Set task: In the machine learning projects overview, swap "Random forest Regressor" for "Gradient Boosting Regressor" and write out the passage starting at "- Algorithms used: Random" and ending at "simple model interpretation.".

Extract to read:
Machine-learning-projects (OLD: 2024 at my early career)

These are small machine learning projects I did early in my career to learn and explore the field. They were training projects and I kept them even though I have better, more polished work now. I want to document these older notebooks so the experiments and lessons are preserved.

Overview

4 datasets used across the projects (Market basket analysis data, Telecom customer churn, Mall Customers Dataset, House prices prediction)
7 algorithms I experimented with across those datasets.
Each project is implemented as one or more Jupyter Notebooks for preprocessing, model training, evaluation, and visualizations.
The repo is intentionally lightweight and experimental think of it as a learning journal.

Quick note These notebooks are from my early experiments. Some techniques maybe the most convinent and some are not I didn't know about topics like (data leakage, statistics and data distribution, Piplines and reproducable preprocessing for new input data, but later you will find more advanced techniques); the goal back then was to understand concepts rather than produce production-ready pipelines.

Projects and datasets

Telecom Customer Churn (classification)
- Algorithms used: Logistic Regression, Random Forest
- What I learned: handling imbalanced classes, working with categorical variables, model evaluation (ROC, confusion matrix), and feature importance.
- See: Classification Task — includes a detailed README for the churn project.
Car Prices (regression)
- Algorithms used: Random forest Regressor
- What I learned: feature selection, baseline vs. complex models, evaluation with RMSE/MAE/R², and simple model interpretation.

Information given:
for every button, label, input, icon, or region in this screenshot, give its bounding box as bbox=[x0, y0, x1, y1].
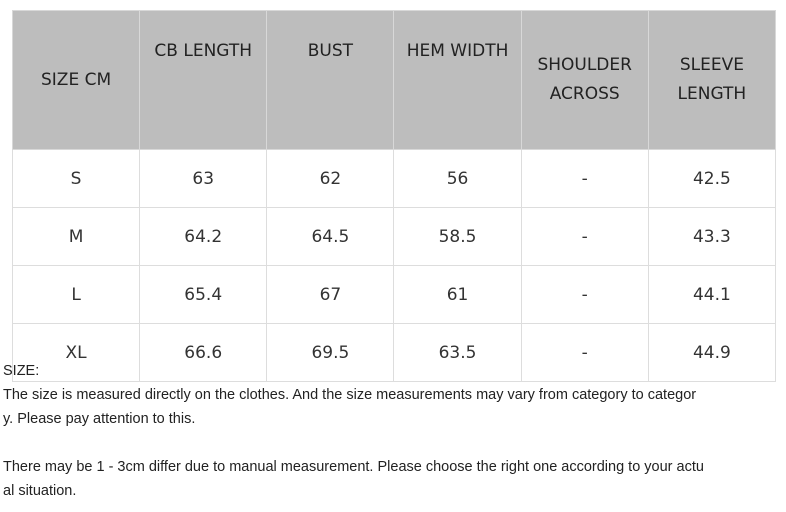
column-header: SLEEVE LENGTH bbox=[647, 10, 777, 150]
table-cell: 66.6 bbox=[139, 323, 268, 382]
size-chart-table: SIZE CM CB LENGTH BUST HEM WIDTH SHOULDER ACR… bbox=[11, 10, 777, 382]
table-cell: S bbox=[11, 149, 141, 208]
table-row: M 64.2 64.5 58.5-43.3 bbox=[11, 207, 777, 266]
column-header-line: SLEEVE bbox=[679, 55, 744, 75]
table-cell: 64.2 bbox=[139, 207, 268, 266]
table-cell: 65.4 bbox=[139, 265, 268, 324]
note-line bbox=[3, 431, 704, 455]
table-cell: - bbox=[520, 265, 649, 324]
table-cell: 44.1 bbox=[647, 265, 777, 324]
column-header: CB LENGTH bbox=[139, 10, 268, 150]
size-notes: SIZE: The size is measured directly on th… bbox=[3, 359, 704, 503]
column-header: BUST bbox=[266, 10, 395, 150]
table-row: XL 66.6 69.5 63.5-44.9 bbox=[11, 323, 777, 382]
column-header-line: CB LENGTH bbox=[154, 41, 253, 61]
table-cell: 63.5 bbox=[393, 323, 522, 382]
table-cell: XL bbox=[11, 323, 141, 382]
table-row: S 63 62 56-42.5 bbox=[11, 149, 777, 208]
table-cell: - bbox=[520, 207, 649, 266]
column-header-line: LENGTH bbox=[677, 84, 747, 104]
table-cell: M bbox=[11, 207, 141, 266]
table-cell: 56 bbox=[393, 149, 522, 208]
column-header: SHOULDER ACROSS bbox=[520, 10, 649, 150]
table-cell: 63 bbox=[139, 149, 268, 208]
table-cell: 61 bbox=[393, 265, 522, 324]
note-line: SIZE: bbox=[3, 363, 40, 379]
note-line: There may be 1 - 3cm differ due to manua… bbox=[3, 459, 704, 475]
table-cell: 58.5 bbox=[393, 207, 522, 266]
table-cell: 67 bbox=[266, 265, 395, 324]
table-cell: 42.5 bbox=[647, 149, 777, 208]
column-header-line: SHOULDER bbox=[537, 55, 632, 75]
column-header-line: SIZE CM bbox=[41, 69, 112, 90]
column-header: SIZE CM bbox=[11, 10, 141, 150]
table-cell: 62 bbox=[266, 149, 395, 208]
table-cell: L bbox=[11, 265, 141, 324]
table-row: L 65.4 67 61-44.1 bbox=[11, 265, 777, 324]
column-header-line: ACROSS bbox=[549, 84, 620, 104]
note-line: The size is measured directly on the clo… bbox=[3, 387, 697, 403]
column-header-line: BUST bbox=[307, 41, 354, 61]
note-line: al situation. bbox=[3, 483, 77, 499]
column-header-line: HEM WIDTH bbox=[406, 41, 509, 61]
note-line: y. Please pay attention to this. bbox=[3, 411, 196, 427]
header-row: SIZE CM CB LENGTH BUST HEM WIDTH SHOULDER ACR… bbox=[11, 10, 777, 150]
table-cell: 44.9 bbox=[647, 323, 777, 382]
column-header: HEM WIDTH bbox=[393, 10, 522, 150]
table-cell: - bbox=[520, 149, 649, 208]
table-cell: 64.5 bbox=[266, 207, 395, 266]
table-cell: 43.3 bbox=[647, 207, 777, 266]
...
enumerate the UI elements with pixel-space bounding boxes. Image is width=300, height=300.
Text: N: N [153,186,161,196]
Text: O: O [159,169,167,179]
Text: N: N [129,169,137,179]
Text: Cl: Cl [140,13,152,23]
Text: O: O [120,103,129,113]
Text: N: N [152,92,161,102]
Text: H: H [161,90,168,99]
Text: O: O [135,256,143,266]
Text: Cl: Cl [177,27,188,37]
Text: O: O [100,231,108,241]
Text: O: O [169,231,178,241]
==
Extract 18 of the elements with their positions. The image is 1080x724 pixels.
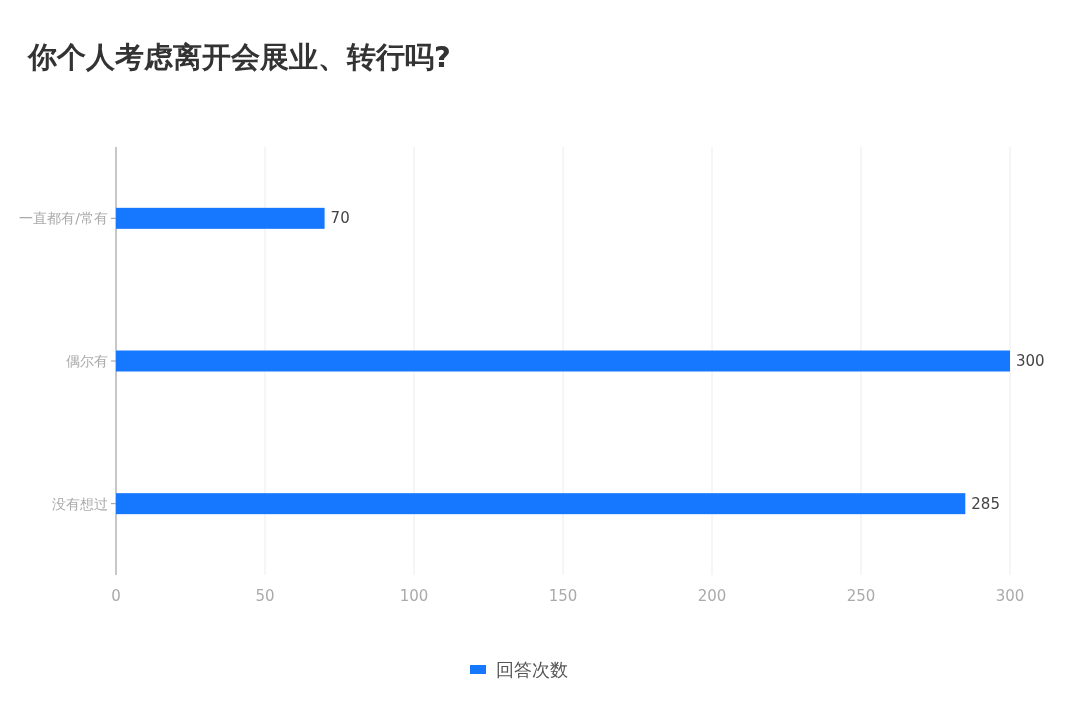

Solution to the problem:
- Algorithms used: Gradient Boosting Regressor
- What I learned: feature selection, baseline vs. complex models, evaluation with RMSE/MAE/R², and simple model interpretation.